__Figure content listings__:
_ _ _ _

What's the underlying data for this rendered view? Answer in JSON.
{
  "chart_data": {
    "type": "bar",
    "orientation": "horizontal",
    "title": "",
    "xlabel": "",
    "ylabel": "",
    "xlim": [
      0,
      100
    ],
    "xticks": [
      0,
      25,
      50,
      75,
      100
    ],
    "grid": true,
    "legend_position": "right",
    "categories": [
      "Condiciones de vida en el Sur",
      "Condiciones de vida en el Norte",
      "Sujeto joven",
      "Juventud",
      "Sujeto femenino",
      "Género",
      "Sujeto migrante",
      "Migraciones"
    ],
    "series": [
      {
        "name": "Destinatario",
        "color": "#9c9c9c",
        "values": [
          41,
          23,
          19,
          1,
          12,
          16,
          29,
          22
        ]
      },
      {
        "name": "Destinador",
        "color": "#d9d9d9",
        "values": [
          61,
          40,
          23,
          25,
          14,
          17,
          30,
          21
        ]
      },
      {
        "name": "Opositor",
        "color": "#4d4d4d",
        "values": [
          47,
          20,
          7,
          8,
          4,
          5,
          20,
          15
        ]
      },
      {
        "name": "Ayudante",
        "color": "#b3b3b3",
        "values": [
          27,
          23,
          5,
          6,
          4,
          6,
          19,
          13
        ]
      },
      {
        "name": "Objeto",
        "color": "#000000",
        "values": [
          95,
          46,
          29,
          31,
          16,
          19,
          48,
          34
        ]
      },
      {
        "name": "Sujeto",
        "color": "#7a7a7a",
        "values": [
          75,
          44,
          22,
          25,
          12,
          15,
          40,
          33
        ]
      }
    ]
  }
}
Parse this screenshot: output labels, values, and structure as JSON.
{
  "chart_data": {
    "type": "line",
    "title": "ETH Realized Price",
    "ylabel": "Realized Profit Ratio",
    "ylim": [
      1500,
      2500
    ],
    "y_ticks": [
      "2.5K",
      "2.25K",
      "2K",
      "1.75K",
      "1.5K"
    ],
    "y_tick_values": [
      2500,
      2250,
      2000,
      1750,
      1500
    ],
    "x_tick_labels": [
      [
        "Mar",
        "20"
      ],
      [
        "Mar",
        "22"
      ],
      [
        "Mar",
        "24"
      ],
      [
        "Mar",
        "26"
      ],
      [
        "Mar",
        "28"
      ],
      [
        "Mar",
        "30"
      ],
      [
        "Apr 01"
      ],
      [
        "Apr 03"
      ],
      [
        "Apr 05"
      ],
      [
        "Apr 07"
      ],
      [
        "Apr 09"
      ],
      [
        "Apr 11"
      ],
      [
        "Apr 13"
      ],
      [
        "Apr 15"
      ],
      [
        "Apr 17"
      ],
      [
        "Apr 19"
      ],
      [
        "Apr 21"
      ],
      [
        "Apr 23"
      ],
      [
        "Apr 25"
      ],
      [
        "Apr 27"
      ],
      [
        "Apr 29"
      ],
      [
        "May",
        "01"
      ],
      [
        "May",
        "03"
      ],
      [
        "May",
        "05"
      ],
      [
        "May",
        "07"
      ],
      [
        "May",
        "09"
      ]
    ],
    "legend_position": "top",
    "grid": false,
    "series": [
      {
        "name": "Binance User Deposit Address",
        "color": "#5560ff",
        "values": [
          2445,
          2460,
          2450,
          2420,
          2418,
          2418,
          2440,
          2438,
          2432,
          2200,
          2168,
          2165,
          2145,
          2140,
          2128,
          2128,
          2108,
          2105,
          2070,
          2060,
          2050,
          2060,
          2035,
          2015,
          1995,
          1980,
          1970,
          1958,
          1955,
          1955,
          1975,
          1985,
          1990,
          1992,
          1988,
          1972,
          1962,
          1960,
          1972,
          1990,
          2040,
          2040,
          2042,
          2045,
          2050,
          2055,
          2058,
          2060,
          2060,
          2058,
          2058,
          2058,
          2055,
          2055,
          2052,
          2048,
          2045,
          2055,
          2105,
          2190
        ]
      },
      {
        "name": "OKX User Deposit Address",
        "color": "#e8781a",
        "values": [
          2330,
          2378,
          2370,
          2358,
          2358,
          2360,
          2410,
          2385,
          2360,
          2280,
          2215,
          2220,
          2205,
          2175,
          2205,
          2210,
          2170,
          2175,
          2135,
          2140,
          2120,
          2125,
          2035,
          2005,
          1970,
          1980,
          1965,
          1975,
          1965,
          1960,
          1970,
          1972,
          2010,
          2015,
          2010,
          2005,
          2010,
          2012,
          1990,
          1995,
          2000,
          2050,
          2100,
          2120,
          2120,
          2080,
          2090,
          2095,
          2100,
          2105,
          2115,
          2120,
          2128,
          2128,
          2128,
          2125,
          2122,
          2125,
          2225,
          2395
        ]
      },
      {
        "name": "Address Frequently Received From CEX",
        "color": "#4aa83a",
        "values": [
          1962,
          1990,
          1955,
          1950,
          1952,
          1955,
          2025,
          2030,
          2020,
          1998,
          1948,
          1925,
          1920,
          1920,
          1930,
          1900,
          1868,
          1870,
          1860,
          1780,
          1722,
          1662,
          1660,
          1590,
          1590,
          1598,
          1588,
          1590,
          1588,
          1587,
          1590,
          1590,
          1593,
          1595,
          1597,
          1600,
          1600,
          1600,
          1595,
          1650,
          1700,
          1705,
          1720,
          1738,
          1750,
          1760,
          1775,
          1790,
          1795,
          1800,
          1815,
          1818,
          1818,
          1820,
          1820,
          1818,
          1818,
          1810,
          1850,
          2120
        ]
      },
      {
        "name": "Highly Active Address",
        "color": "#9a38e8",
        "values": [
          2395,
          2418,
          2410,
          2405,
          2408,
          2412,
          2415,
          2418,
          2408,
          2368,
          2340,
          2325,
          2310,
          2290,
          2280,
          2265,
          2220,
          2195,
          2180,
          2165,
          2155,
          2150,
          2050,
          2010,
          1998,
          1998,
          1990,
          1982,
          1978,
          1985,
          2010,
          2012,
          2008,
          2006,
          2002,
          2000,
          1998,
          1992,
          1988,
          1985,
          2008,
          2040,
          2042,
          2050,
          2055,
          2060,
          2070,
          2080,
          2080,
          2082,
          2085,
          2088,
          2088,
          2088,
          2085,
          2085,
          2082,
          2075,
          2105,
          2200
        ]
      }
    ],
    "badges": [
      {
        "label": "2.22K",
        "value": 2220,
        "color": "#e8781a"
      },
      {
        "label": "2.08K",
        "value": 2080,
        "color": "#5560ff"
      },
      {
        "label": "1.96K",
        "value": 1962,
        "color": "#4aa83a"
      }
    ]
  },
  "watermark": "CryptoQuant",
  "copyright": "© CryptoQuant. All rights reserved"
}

_ _ _ _

__SHORT TASK__: Type out all of the material again, word for word.

__SOLVED EXERCISE__:
What's the underlying data for this rendered view? Answer in JSON.
{
  "chart_data": {
    "type": "bar",
    "orientation": "horizontal",
    "title": "",
    "xlabel": "",
    "ylabel": "",
    "xlim": [
      0,
      100
    ],
    "xticks": [
      0,
      25,
      50,
      75,
      100
    ],
    "grid": true,
    "legend_position": "right",
    "categories": [
      "Condiciones de vida en el Sur",
      "Condiciones de vida en el Norte",
      "Sujeto joven",
      "Juventud",
      "Sujeto femenino",
      "Género",
      "Sujeto migrante",
      "Migraciones"
    ],
    "series": [
      {
        "name": "Destinatario",
        "color": "#9c9c9c",
        "values": [
          41,
          23,
          19,
          1,
          12,
          16,
          29,
          22
        ]
      },
      {
        "name": "Destinador",
        "color": "#d9d9d9",
        "values": [
          61,
          40,
          23,
          25,
          14,
          17,
          30,
          21
        ]
      },
      {
        "name": "Opositor",
        "color": "#4d4d4d",
        "values": [
          47,
          20,
          7,
          8,
          4,
          5,
          20,
          15
        ]
      },
      {
        "name": "Ayudante",
        "color": "#b3b3b3",
        "values": [
          27,
          23,
          5,
          6,
          4,
          6,
          19,
          13
        ]
      },
      {
        "name": "Objeto",
        "color": "#000000",
        "values": [
          95,
          46,
          29,
          31,
          16,
          19,
          48,
          34
        ]
      },
      {
        "name": "Sujeto",
        "color": "#7a7a7a",
        "values": [
          75,
          44,
          22,
          25,
          12,
          15,
          40,
          33
        ]
      }
    ]
  }
}
Parse this screenshot: output labels, values, and structure as JSON.
{
  "chart_data": {
    "type": "line",
    "title": "ETH Realized Price",
    "ylabel": "Realized Profit Ratio",
    "ylim": [
      1500,
      2500
    ],
    "y_ticks": [
      "2.5K",
      "2.25K",
      "2K",
      "1.75K",
      "1.5K"
    ],
    "y_tick_values": [
      2500,
      2250,
      2000,
      1750,
      1500
    ],
    "x_tick_labels": [
      [
        "Mar",
        "20"
      ],
      [
        "Mar",
        "22"
      ],
      [
        "Mar",
        "24"
      ],
      [
        "Mar",
        "26"
      ],
      [
        "Mar",
        "28"
      ],
      [
        "Mar",
        "30"
      ],
      [
        "Apr 01"
      ],
      [
        "Apr 03"
      ],
      [
        "Apr 05"
      ],
      [
        "Apr 07"
      ],
      [
        "Apr 09"
      ],
      [
        "Apr 11"
      ],
      [
        "Apr 13"
      ],
      [
        "Apr 15"
      ],
      [
        "Apr 17"
      ],
      [
        "Apr 19"
      ],
      [
        "Apr 21"
      ],
      [
        "Apr 23"
      ],
      [
        "Apr 25"
      ],
      [
        "Apr 27"
      ],
      [
        "Apr 29"
      ],
      [
        "May",
        "01"
      ],
      [
        "May",
        "03"
      ],
      [
        "May",
        "05"
      ],
      [
        "May",
        "07"
      ],
      [
        "May",
        "09"
      ]
    ],
    "legend_position": "top",
    "grid": false,
    "series": [
      {
        "name": "Binance User Deposit Address",
        "color": "#5560ff",
        "values": [
          2445,
          2460,
          2450,
          2420,
          2418,
          2418,
          2440,
          2438,
          2432,
          2200,
          2168,
          2165,
          2145,
          2140,
          2128,
          2128,
          2108,
          2105,
          2070,
          2060,
          2050,
          2060,
          2035,
          2015,
          1995,
          1980,
          1970,
          1958,
          1955,
          1955,
          1975,
          1985,
          1990,
          1992,
          1988,
          1972,
          1962,
          1960,
          1972,
          1990,
          2040,
          2040,
          2042,
          2045,
          2050,
          2055,
          2058,
          2060,
          2060,
          2058,
          2058,
          2058,
          2055,
          2055,
          2052,
          2048,
          2045,
          2055,
          2105,
          2190
        ]
      },
      {
        "name": "OKX User Deposit Address",
        "color": "#e8781a",
        "values": [
          2330,
          2378,
          2370,
          2358,
          2358,
          2360,
          2410,
          2385,
          2360,
          2280,
          2215,
          2220,
          2205,
          2175,
          2205,
          2210,
          2170,
          2175,
          2135,
          2140,
          2120,
          2125,
          2035,
          2005,
          1970,
          1980,
          1965,
          1975,
          1965,
          1960,
          1970,
          1972,
          2010,
          2015,
          2010,
          2005,
          2010,
          2012,
          1990,
          1995,
          2000,
          2050,
          2100,
          2120,
          2120,
          2080,
          2090,
          2095,
          2100,
          2105,
          2115,
          2120,
          2128,
          2128,
          2128,
          2125,
          2122,
          2125,
          2225,
          2395
        ]
      },
      {
        "name": "Address Frequently Received From CEX",
        "color": "#4aa83a",
        "values": [
          1962,
          1990,
          1955,
          1950,
          1952,
          1955,
          2025,
          2030,
          2020,
          1998,
          1948,
          1925,
          1920,
          1920,
          1930,
          1900,
          1868,
          1870,
          1860,
          1780,
          1722,
          1662,
          1660,
          1590,
          1590,
          1598,
          1588,
          1590,
          1588,
          1587,
          1590,
          1590,
          1593,
          1595,
          1597,
          1600,
          1600,
          1600,
          1595,
          1650,
          1700,
          1705,
          1720,
          1738,
          1750,
          1760,
          1775,
          1790,
          1795,
          1800,
          1815,
          1818,
          1818,
          1820,
          1820,
          1818,
          1818,
          1810,
          1850,
          2120
        ]
      },
      {
        "name": "Highly Active Address",
        "color": "#9a38e8",
        "values": [
          2395,
          2418,
          2410,
          2405,
          2408,
          2412,
          2415,
          2418,
          2408,
          2368,
          2340,
          2325,
          2310,
          2290,
          2280,
          2265,
          2220,
          2195,
          2180,
          2165,
          2155,
          2150,
          2050,
          2010,
          1998,
          1998,
          1990,
          1982,
          1978,
          1985,
          2010,
          2012,
          2008,
          2006,
          2002,
          2000,
          1998,
          1992,
          1988,
          1985,
          2008,
          2040,
          2042,
          2050,
          2055,
          2060,
          2070,
          2080,
          2080,
          2082,
          2085,
          2088,
          2088,
          2088,
          2085,
          2085,
          2082,
          2075,
          2105,
          2200
        ]
      }
    ],
    "badges": [
      {
        "label": "2.22K",
        "value": 2220,
        "color": "#e8781a"
      },
      {
        "label": "2.08K",
        "value": 2080,
        "color": "#5560ff"
      },
      {
        "label": "1.96K",
        "value": 1962,
        "color": "#4aa83a"
      }
    ]
  },
  "watermark": "CryptoQuant",
  "copyright": "© CryptoQuant. All rights reserved"
}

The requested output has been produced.